— START —

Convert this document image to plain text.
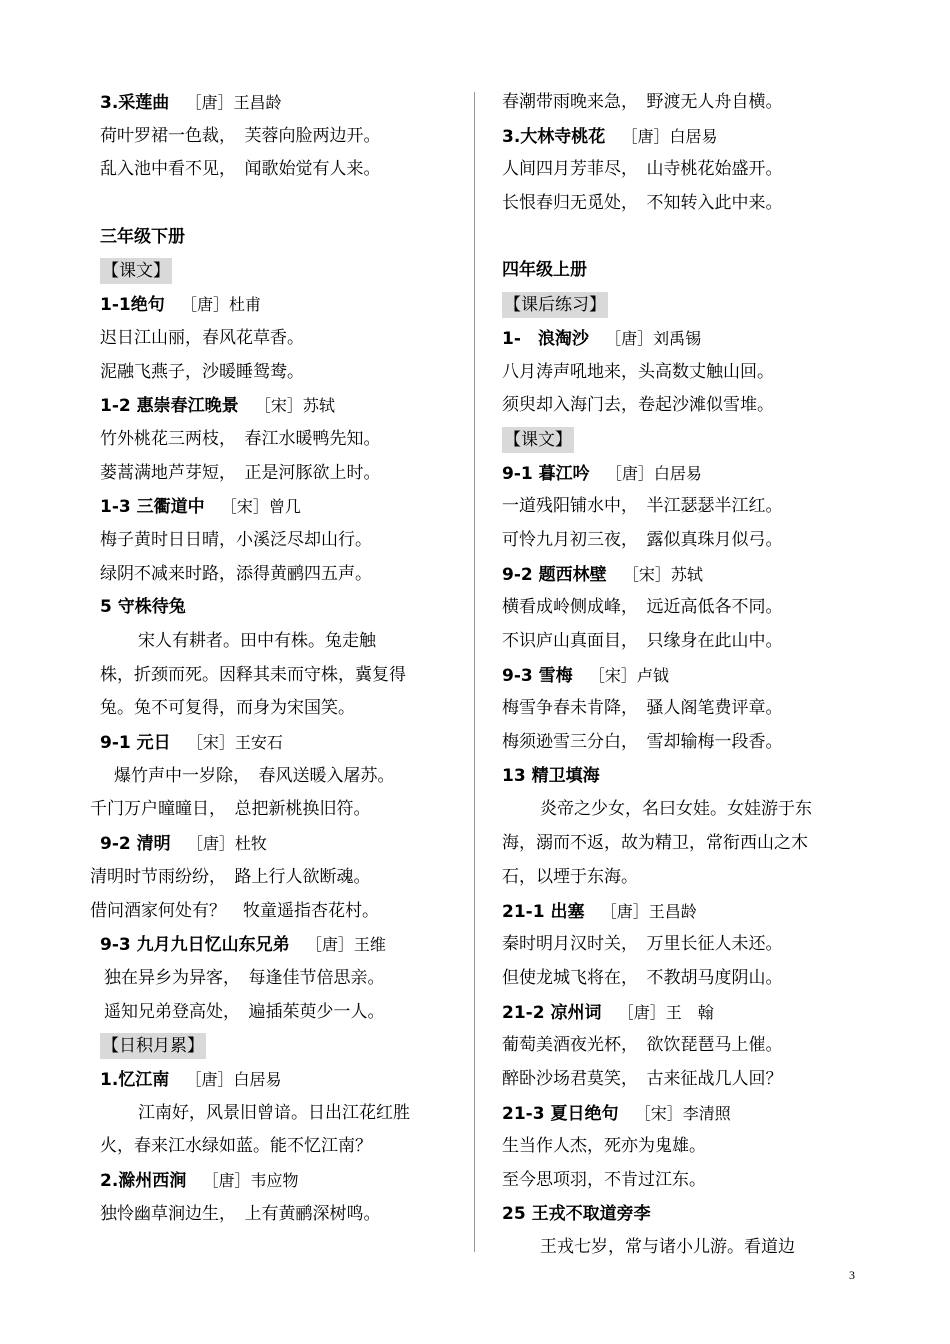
3.采莲曲 ［唐］王昌龄
荷叶罗裙一色裁，　芙蓉向脸两边开。
乱入池中看不见，　闻歌始觉有人来。
三年级下册
【课文】
1-1绝句 ［唐］杜甫
迟日江山丽，春风花草香。
泥融飞燕子，沙暖睡鸳鸯。
1-2 惠崇春江晚景 ［宋］苏轼
竹外桃花三两枝，　春江水暖鸭先知。
蒌蒿满地芦芽短，　正是河豚欲上时。
1-3 三衢道中 ［宋］曾几
梅子黄时日日晴，小溪泛尽却山行。
绿阴不减来时路，添得黄鹂四五声。
5 守株待兔
宋人有耕者。田中有株。兔走触
株，折颈而死。因释其耒而守株，冀复得
兔。兔不可复得，而身为宋国笑。
9-1 元日 ［宋］王安石
爆竹声中一岁除，　春风送暖入屠苏。
千门万户曈曈日，　总把新桃换旧符。
9-2 清明 ［唐］杜牧
清明时节雨纷纷，　路上行人欲断魂。
借问酒家何处有？　牧童遥指杏花村。
9-3 九月九日忆山东兄弟 ［唐］王维
独在异乡为异客，　每逢佳节倍思亲。
遥知兄弟登高处，　遍插茱萸少一人。
【日积月累】
1.忆江南 ［唐］白居易
江南好，风景旧曾谙。日出江花红胜
火，春来江水绿如蓝。能不忆江南？
2.滁州西涧 ［唐］韦应物
独怜幽草涧边生，　上有黄鹂深树鸣。
春潮带雨晚来急，　野渡无人舟自横。
3.大林寺桃花 ［唐］白居易
人间四月芳菲尽，　山寺桃花始盛开。
长恨春归无觅处，　不知转入此中来。
四年级上册
【课后练习】
1-　浪淘沙 ［唐］刘禹锡
八月涛声吼地来，头高数丈触山回。
须臾却入海门去，卷起沙滩似雪堆。
【课文】
9-1 暮江吟 ［唐］白居易
一道残阳铺水中，　半江瑟瑟半江红。
可怜九月初三夜，　露似真珠月似弓。
9-2 题西林壁 ［宋］苏轼
横看成岭侧成峰，　远近高低各不同。
不识庐山真面目，　只缘身在此山中。
9-3 雪梅 ［宋］卢钺
梅雪争春未肯降，　骚人阁笔费评章。
梅须逊雪三分白，　雪却输梅一段香。
13 精卫填海
炎帝之少女，名曰女娃。女娃游于东
海，溺而不返，故为精卫，常衔西山之木
石，以堙于东海。
21-1 出塞 ［唐］王昌龄
秦时明月汉时关，　万里长征人未还。
但使龙城飞将在，　不教胡马度阴山。
21-2 凉州词 ［唐］王　翰
葡萄美酒夜光杯，　欲饮琵琶马上催。
醉卧沙场君莫笑，　古来征战几人回？
21-3 夏日绝句 ［宋］李清照
生当作人杰，死亦为鬼雄。
至今思项羽，不肯过江东。
25 王戎不取道旁李
王戎七岁，常与诸小儿游。看道边
3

— END —

▸ **Request**
Omit the pictures and restate the rest of the records verbatim.

▸ **Response to this exercise**
Convert this document image to plain text.
3.采莲曲 ［唐］王昌龄
荷叶罗裙一色裁，　芙蓉向脸两边开。
乱入池中看不见，　闻歌始觉有人来。
三年级下册
【课文】
1-1绝句 ［唐］杜甫
迟日江山丽，春风花草香。
泥融飞燕子，沙暖睡鸳鸯。
1-2 惠崇春江晚景 ［宋］苏轼
竹外桃花三两枝，　春江水暖鸭先知。
蒌蒿满地芦芽短，　正是河豚欲上时。
1-3 三衢道中 ［宋］曾几
梅子黄时日日晴，小溪泛尽却山行。
绿阴不减来时路，添得黄鹂四五声。
5 守株待兔
宋人有耕者。田中有株。兔走触
株，折颈而死。因释其耒而守株，冀复得
兔。兔不可复得，而身为宋国笑。
9-1 元日 ［宋］王安石
爆竹声中一岁除，　春风送暖入屠苏。
千门万户曈曈日，　总把新桃换旧符。
9-2 清明 ［唐］杜牧
清明时节雨纷纷，　路上行人欲断魂。
借问酒家何处有？　牧童遥指杏花村。
9-3 九月九日忆山东兄弟 ［唐］王维
独在异乡为异客，　每逢佳节倍思亲。
遥知兄弟登高处，　遍插茱萸少一人。
【日积月累】
1.忆江南 ［唐］白居易
江南好，风景旧曾谙。日出江花红胜
火，春来江水绿如蓝。能不忆江南？
2.滁州西涧 ［唐］韦应物
独怜幽草涧边生，　上有黄鹂深树鸣。
春潮带雨晚来急，　野渡无人舟自横。
3.大林寺桃花 ［唐］白居易
人间四月芳菲尽，　山寺桃花始盛开。
长恨春归无觅处，　不知转入此中来。
四年级上册
【课后练习】
1-　浪淘沙 ［唐］刘禹锡
八月涛声吼地来，头高数丈触山回。
须臾却入海门去，卷起沙滩似雪堆。
【课文】
9-1 暮江吟 ［唐］白居易
一道残阳铺水中，　半江瑟瑟半江红。
可怜九月初三夜，　露似真珠月似弓。
9-2 题西林壁 ［宋］苏轼
横看成岭侧成峰，　远近高低各不同。
不识庐山真面目，　只缘身在此山中。
9-3 雪梅 ［宋］卢钺
梅雪争春未肯降，　骚人阁笔费评章。
梅须逊雪三分白，　雪却输梅一段香。
13 精卫填海
炎帝之少女，名曰女娃。女娃游于东
海，溺而不返，故为精卫，常衔西山之木
石，以堙于东海。
21-1 出塞 ［唐］王昌龄
秦时明月汉时关，　万里长征人未还。
但使龙城飞将在，　不教胡马度阴山。
21-2 凉州词 ［唐］王　翰
葡萄美酒夜光杯，　欲饮琵琶马上催。
醉卧沙场君莫笑，　古来征战几人回？
21-3 夏日绝句 ［宋］李清照
生当作人杰，死亦为鬼雄。
至今思项羽，不肯过江东。
25 王戎不取道旁李
王戎七岁，常与诸小儿游。看道边
3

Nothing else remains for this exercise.